OBJECTIVE: Quote the whole listing word for word, please.

DATA EXTRACT:
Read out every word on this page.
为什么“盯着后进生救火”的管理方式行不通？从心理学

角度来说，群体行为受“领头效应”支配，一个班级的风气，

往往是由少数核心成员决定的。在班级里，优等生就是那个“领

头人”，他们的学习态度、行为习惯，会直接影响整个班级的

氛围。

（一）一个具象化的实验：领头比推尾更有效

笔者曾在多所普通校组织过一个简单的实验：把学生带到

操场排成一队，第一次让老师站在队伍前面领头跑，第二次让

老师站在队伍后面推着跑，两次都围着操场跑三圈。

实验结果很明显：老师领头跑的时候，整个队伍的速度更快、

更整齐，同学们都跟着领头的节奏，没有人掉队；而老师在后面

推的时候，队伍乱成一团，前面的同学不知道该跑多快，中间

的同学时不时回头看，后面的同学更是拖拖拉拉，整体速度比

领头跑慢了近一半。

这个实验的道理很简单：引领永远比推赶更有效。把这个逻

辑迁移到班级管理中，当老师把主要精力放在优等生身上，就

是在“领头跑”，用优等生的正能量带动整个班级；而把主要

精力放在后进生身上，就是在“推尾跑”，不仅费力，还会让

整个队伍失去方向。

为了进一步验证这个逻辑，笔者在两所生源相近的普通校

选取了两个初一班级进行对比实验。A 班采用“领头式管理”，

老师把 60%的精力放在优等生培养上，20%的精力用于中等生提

FINAL RESULT:
Read out every word on this page.
为什么“盯着后进生救火”的管理方式行不通？从心理学

角度来说，群体行为受“领头效应”支配，一个班级的风气，

往往是由少数核心成员决定的。在班级里，优等生就是那个“领

头人”，他们的学习态度、行为习惯，会直接影响整个班级的

氛围。

（一）一个具象化的实验：领头比推尾更有效

笔者曾在多所普通校组织过一个简单的实验：把学生带到

操场排成一队，第一次让老师站在队伍前面领头跑，第二次让

老师站在队伍后面推着跑，两次都围着操场跑三圈。

实验结果很明显：老师领头跑的时候，整个队伍的速度更快、

更整齐，同学们都跟着领头的节奏，没有人掉队；而老师在后面

推的时候，队伍乱成一团，前面的同学不知道该跑多快，中间

的同学时不时回头看，后面的同学更是拖拖拉拉，整体速度比

领头跑慢了近一半。

这个实验的道理很简单：引领永远比推赶更有效。把这个逻

辑迁移到班级管理中，当老师把主要精力放在优等生身上，就

是在“领头跑”，用优等生的正能量带动整个班级；而把主要

精力放在后进生身上，就是在“推尾跑”，不仅费力，还会让

整个队伍失去方向。

为了进一步验证这个逻辑，笔者在两所生源相近的普通校

选取了两个初一班级进行对比实验。A 班采用“领头式管理”，

老师把 60%的精力放在优等生培养上，20%的精力用于中等生提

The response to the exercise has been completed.